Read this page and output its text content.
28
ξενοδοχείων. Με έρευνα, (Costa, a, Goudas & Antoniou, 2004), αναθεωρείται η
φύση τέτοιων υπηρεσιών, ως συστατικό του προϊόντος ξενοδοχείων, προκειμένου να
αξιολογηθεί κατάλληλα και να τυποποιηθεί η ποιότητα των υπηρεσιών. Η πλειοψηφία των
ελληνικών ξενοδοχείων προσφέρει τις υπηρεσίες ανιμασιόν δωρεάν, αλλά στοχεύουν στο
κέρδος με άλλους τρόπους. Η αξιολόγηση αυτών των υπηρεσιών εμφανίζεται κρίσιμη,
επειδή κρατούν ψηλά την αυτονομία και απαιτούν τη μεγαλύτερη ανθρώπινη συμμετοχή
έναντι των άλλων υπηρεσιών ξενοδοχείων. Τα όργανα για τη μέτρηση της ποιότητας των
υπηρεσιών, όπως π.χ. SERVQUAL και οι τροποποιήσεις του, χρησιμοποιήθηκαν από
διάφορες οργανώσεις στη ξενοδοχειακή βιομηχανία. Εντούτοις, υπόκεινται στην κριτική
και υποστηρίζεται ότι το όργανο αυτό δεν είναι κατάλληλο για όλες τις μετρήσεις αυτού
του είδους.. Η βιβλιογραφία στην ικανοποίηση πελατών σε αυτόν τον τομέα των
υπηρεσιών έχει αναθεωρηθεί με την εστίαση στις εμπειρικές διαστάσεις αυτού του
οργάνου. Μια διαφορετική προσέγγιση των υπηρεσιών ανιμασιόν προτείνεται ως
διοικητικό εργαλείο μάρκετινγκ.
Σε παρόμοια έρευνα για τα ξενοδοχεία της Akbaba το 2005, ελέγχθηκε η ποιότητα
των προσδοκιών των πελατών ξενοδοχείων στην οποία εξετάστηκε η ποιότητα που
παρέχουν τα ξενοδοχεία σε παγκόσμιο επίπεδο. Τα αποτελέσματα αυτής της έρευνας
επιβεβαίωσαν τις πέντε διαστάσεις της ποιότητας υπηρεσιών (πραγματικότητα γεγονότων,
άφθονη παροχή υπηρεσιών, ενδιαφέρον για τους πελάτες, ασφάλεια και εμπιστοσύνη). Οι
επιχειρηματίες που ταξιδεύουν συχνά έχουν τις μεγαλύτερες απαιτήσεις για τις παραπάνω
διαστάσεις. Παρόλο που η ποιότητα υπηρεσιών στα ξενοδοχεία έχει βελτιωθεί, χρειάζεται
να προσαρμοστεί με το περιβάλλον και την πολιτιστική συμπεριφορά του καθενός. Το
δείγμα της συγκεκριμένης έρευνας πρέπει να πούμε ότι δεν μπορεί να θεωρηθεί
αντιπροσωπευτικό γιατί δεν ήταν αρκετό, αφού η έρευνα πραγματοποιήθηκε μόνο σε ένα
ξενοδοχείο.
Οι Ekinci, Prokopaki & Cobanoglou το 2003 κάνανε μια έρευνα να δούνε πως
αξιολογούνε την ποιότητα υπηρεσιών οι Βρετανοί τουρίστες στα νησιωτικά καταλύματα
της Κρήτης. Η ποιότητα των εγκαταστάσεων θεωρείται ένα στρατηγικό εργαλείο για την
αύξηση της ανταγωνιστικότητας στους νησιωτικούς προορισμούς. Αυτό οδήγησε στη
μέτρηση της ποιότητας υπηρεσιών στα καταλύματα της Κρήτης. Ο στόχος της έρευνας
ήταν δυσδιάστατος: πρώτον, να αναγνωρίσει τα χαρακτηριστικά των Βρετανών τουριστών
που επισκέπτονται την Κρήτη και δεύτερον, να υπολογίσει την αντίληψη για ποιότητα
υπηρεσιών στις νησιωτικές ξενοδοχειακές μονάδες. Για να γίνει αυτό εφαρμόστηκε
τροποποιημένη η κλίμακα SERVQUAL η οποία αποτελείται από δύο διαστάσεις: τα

--*--

Task statement
Output the entries exactly.

Response
Read this page and output its text content.
28
ξενοδοχείων. Με έρευνα, (Costa, a, Goudas & Antoniou, 2004), αναθεωρείται η
φύση τέτοιων υπηρεσιών, ως συστατικό του προϊόντος ξενοδοχείων, προκειμένου να
αξιολογηθεί κατάλληλα και να τυποποιηθεί η ποιότητα των υπηρεσιών. Η πλειοψηφία των
ελληνικών ξενοδοχείων προσφέρει τις υπηρεσίες ανιμασιόν δωρεάν, αλλά στοχεύουν στο
κέρδος με άλλους τρόπους. Η αξιολόγηση αυτών των υπηρεσιών εμφανίζεται κρίσιμη,
επειδή κρατούν ψηλά την αυτονομία και απαιτούν τη μεγαλύτερη ανθρώπινη συμμετοχή
έναντι των άλλων υπηρεσιών ξενοδοχείων. Τα όργανα για τη μέτρηση της ποιότητας των
υπηρεσιών, όπως π.χ. SERVQUAL και οι τροποποιήσεις του, χρησιμοποιήθηκαν από
διάφορες οργανώσεις στη ξενοδοχειακή βιομηχανία. Εντούτοις, υπόκεινται στην κριτική
και υποστηρίζεται ότι το όργανο αυτό δεν είναι κατάλληλο για όλες τις μετρήσεις αυτού
του είδους.. Η βιβλιογραφία στην ικανοποίηση πελατών σε αυτόν τον τομέα των
υπηρεσιών έχει αναθεωρηθεί με την εστίαση στις εμπειρικές διαστάσεις αυτού του
οργάνου. Μια διαφορετική προσέγγιση των υπηρεσιών ανιμασιόν προτείνεται ως
διοικητικό εργαλείο μάρκετινγκ.
Σε παρόμοια έρευνα για τα ξενοδοχεία της Akbaba το 2005, ελέγχθηκε η ποιότητα
των προσδοκιών των πελατών ξενοδοχείων στην οποία εξετάστηκε η ποιότητα που
παρέχουν τα ξενοδοχεία σε παγκόσμιο επίπεδο. Τα αποτελέσματα αυτής της έρευνας
επιβεβαίωσαν τις πέντε διαστάσεις της ποιότητας υπηρεσιών (πραγματικότητα γεγονότων,
άφθονη παροχή υπηρεσιών, ενδιαφέρον για τους πελάτες, ασφάλεια και εμπιστοσύνη). Οι
επιχειρηματίες που ταξιδεύουν συχνά έχουν τις μεγαλύτερες απαιτήσεις για τις παραπάνω
διαστάσεις. Παρόλο που η ποιότητα υπηρεσιών στα ξενοδοχεία έχει βελτιωθεί, χρειάζεται
να προσαρμοστεί με το περιβάλλον και την πολιτιστική συμπεριφορά του καθενός. Το
δείγμα της συγκεκριμένης έρευνας πρέπει να πούμε ότι δεν μπορεί να θεωρηθεί
αντιπροσωπευτικό γιατί δεν ήταν αρκετό, αφού η έρευνα πραγματοποιήθηκε μόνο σε ένα
ξενοδοχείο.
Οι Ekinci, Prokopaki & Cobanoglou το 2003 κάνανε μια έρευνα να δούνε πως
αξιολογούνε την ποιότητα υπηρεσιών οι Βρετανοί τουρίστες στα νησιωτικά καταλύματα
της Κρήτης. Η ποιότητα των εγκαταστάσεων θεωρείται ένα στρατηγικό εργαλείο για την
αύξηση της ανταγωνιστικότητας στους νησιωτικούς προορισμούς. Αυτό οδήγησε στη
μέτρηση της ποιότητας υπηρεσιών στα καταλύματα της Κρήτης. Ο στόχος της έρευνας
ήταν δυσδιάστατος: πρώτον, να αναγνωρίσει τα χαρακτηριστικά των Βρετανών τουριστών
που επισκέπτονται την Κρήτη και δεύτερον, να υπολογίσει την αντίληψη για ποιότητα
υπηρεσιών στις νησιωτικές ξενοδοχειακές μονάδες. Για να γίνει αυτό εφαρμόστηκε
τροποποιημένη η κλίμακα SERVQUAL η οποία αποτελείται από δύο διαστάσεις: τα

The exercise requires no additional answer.